• [Figure record listings]:

◇ ◇ ◇

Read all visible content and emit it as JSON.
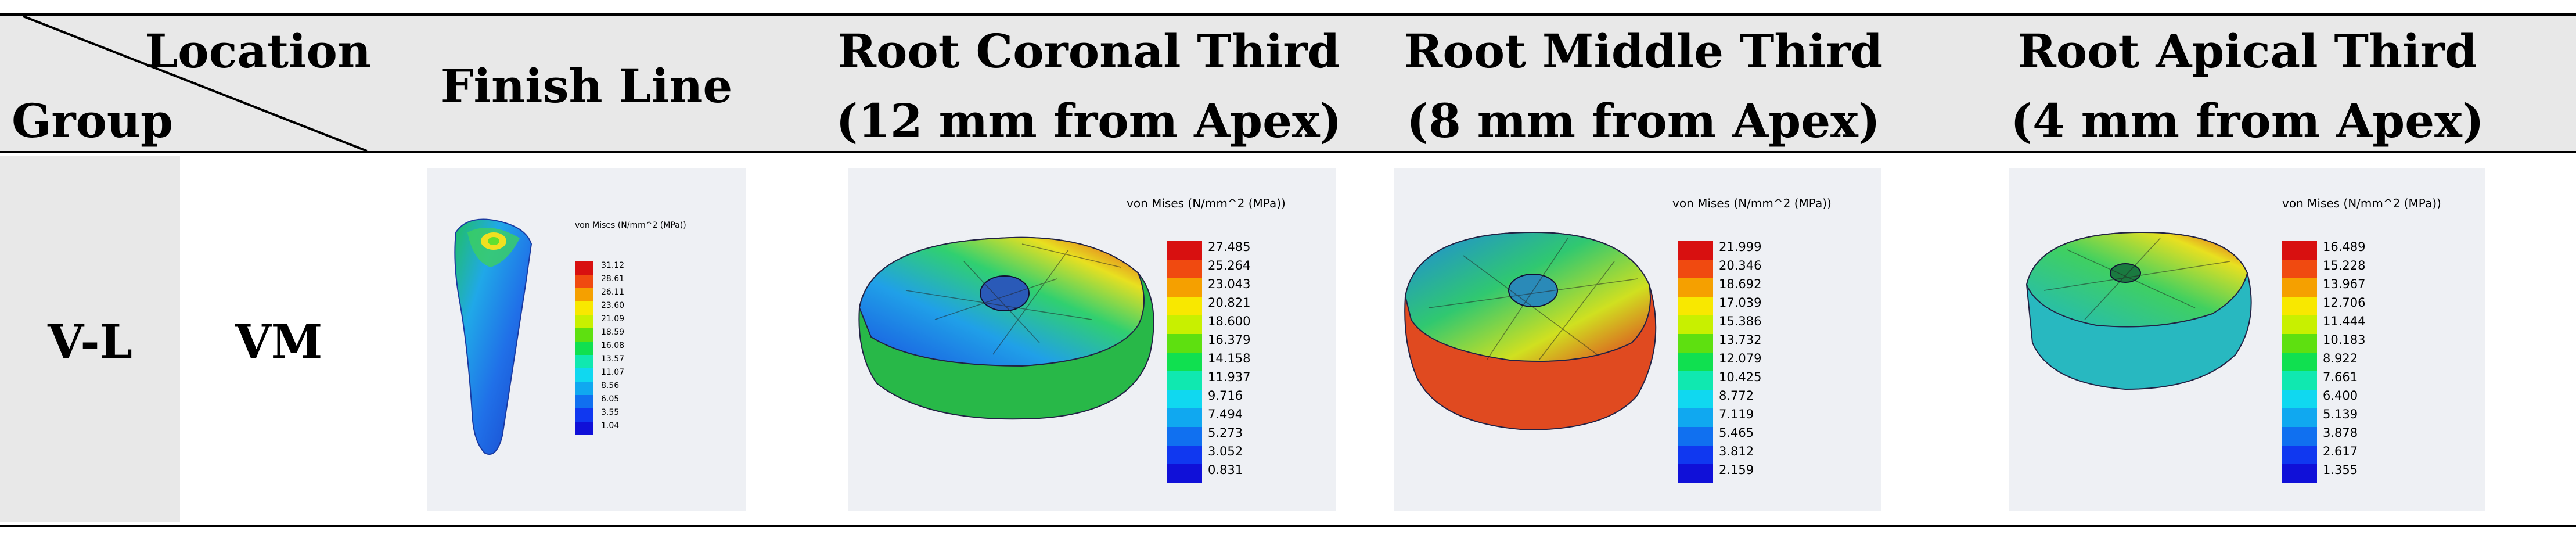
{
  "header": {
    "corner_top": "Location",
    "corner_bottom": "Group",
    "columns": [
      {
        "line1": "Finish Line",
        "line2": ""
      },
      {
        "line1": "Root Coronal Third",
        "line2": "(12 mm from Apex)"
      },
      {
        "line1": "Root Middle Third",
        "line2": "(8 mm from Apex)"
      },
      {
        "line1": "Root Apical Third",
        "line2": "(4 mm from Apex)"
      }
    ]
  },
  "row": {
    "group": "V-L",
    "location": "VM"
  },
  "legend_colors": [
    "#d81010",
    "#f04a10",
    "#f5a000",
    "#f8e800",
    "#c8f000",
    "#5ee010",
    "#10e050",
    "#10e8b0",
    "#10d8f0",
    "#10a8f0",
    "#1070f0",
    "#1038f0",
    "#1010d8"
  ],
  "panels": [
    {
      "title": "von Mises (N/mm^2 (MPa))",
      "ticks": [
        "31.12",
        "28.61",
        "26.11",
        "23.60",
        "21.09",
        "18.59",
        "16.08",
        "13.57",
        "11.07",
        "8.56",
        "6.05",
        "3.55",
        "1.04"
      ]
    },
    {
      "title": "von Mises (N/mm^2 (MPa))",
      "ticks": [
        "27.485",
        "25.264",
        "23.043",
        "20.821",
        "18.600",
        "16.379",
        "14.158",
        "11.937",
        "9.716",
        "7.494",
        "5.273",
        "3.052",
        "0.831"
      ]
    },
    {
      "title": "von Mises (N/mm^2 (MPa))",
      "ticks": [
        "21.999",
        "20.346",
        "18.692",
        "17.039",
        "15.386",
        "13.732",
        "12.079",
        "10.425",
        "8.772",
        "7.119",
        "5.465",
        "3.812",
        "2.159"
      ]
    },
    {
      "title": "von Mises (N/mm^2 (MPa))",
      "ticks": [
        "16.489",
        "15.228",
        "13.967",
        "12.706",
        "11.444",
        "10.183",
        "8.922",
        "7.661",
        "6.400",
        "5.139",
        "3.878",
        "2.617",
        "1.355"
      ]
    }
  ]
}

◇ ◇ ◇

• [Task to carry out]:
Reproduce every record above exactly, omitting the pictures.

• [Exercise response]:
Read all visible content and emit it as JSON.
{
  "header": {
    "corner_top": "Location",
    "corner_bottom": "Group",
    "columns": [
      {
        "line1": "Finish Line",
        "line2": ""
      },
      {
        "line1": "Root Coronal Third",
        "line2": "(12 mm from Apex)"
      },
      {
        "line1": "Root Middle Third",
        "line2": "(8 mm from Apex)"
      },
      {
        "line1": "Root Apical Third",
        "line2": "(4 mm from Apex)"
      }
    ]
  },
  "row": {
    "group": "V-L",
    "location": "VM"
  },
  "legend_colors": [
    "#d81010",
    "#f04a10",
    "#f5a000",
    "#f8e800",
    "#c8f000",
    "#5ee010",
    "#10e050",
    "#10e8b0",
    "#10d8f0",
    "#10a8f0",
    "#1070f0",
    "#1038f0",
    "#1010d8"
  ],
  "panels": [
    {
      "title": "von Mises (N/mm^2 (MPa))",
      "ticks": [
        "31.12",
        "28.61",
        "26.11",
        "23.60",
        "21.09",
        "18.59",
        "16.08",
        "13.57",
        "11.07",
        "8.56",
        "6.05",
        "3.55",
        "1.04"
      ]
    },
    {
      "title": "von Mises (N/mm^2 (MPa))",
      "ticks": [
        "27.485",
        "25.264",
        "23.043",
        "20.821",
        "18.600",
        "16.379",
        "14.158",
        "11.937",
        "9.716",
        "7.494",
        "5.273",
        "3.052",
        "0.831"
      ]
    },
    {
      "title": "von Mises (N/mm^2 (MPa))",
      "ticks": [
        "21.999",
        "20.346",
        "18.692",
        "17.039",
        "15.386",
        "13.732",
        "12.079",
        "10.425",
        "8.772",
        "7.119",
        "5.465",
        "3.812",
        "2.159"
      ]
    },
    {
      "title": "von Mises (N/mm^2 (MPa))",
      "ticks": [
        "16.489",
        "15.228",
        "13.967",
        "12.706",
        "11.444",
        "10.183",
        "8.922",
        "7.661",
        "6.400",
        "5.139",
        "3.878",
        "2.617",
        "1.355"
      ]
    }
  ]
}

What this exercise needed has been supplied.